Structured figure records:

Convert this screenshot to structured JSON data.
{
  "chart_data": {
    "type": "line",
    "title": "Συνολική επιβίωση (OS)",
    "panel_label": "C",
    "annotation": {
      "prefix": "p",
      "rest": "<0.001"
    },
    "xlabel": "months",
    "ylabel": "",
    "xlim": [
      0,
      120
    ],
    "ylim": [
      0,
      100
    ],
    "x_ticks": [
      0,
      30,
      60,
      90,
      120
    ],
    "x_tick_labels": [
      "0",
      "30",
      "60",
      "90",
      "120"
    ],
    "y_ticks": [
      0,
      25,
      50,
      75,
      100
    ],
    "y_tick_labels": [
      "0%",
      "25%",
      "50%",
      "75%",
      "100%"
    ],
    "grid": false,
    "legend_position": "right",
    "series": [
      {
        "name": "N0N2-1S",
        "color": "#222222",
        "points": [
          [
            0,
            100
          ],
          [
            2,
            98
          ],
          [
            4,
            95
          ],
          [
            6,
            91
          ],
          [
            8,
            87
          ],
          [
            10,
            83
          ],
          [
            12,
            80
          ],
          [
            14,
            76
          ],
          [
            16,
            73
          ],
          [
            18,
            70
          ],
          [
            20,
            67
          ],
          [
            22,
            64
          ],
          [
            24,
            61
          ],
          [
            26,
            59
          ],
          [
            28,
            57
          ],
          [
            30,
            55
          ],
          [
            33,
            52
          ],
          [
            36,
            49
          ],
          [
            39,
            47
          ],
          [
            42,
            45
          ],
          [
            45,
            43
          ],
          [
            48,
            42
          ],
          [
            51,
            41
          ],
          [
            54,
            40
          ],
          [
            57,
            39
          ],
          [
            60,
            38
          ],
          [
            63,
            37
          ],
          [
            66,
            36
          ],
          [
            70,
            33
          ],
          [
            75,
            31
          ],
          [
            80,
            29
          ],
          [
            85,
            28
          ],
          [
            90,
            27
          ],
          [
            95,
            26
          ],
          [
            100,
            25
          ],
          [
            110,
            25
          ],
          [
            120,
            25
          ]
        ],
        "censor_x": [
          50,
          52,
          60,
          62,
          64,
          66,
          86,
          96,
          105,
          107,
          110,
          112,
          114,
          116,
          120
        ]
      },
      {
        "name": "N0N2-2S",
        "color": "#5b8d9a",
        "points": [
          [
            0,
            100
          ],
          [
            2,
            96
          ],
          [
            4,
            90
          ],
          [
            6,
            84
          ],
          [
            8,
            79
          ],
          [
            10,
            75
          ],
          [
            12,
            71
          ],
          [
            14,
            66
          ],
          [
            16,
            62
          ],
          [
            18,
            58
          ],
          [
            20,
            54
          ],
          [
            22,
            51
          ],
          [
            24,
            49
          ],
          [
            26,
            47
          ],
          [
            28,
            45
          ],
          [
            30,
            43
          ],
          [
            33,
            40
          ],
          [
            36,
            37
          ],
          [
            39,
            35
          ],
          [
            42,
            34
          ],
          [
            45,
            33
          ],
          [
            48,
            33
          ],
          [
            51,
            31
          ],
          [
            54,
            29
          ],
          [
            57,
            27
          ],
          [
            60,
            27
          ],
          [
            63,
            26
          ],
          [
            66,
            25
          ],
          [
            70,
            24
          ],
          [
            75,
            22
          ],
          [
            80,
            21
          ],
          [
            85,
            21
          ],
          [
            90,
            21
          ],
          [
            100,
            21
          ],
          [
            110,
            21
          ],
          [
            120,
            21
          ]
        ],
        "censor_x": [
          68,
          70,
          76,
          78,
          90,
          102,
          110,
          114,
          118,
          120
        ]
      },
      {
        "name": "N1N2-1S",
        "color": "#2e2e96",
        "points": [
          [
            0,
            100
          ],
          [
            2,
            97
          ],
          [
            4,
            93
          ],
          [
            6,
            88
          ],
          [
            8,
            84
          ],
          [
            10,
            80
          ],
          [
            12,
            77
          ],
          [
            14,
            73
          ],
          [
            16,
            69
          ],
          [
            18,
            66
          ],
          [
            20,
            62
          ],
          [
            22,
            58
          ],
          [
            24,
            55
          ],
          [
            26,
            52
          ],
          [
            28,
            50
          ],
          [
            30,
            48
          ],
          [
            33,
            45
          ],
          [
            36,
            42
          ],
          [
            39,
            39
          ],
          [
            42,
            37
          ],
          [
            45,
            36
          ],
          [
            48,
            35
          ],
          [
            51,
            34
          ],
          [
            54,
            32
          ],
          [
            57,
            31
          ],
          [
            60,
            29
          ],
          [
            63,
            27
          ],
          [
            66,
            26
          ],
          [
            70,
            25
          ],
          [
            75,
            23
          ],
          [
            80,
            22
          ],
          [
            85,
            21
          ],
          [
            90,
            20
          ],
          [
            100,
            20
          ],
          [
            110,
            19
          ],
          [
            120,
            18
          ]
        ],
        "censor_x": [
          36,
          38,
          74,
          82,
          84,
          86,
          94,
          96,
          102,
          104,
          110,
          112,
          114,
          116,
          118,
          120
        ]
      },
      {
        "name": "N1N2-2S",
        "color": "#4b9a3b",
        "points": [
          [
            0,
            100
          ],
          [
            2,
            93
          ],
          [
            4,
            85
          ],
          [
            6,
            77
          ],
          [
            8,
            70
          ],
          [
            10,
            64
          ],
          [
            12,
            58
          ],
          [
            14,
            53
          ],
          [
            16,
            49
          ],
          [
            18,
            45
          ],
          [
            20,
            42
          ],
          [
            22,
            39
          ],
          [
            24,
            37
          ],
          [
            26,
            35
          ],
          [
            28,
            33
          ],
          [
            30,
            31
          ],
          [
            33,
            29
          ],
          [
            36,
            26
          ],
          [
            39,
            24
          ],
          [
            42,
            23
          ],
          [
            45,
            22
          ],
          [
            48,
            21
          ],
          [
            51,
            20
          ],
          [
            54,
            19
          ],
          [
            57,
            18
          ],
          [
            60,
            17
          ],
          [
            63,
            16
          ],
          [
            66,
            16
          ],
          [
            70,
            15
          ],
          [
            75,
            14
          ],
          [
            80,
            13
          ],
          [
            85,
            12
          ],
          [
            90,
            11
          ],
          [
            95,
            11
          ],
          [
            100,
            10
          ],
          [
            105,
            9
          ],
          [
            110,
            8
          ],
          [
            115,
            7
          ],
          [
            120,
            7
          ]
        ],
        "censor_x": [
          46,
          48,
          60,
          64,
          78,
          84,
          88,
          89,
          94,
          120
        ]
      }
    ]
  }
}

→ The task:
Pull out every line of the records above that contains the word "name".

→ Exercise solution:
        "name": "N0N2-1S",
        "name": "N0N2-2S",
        "name": "N1N2-1S",
        "name": "N1N2-2S",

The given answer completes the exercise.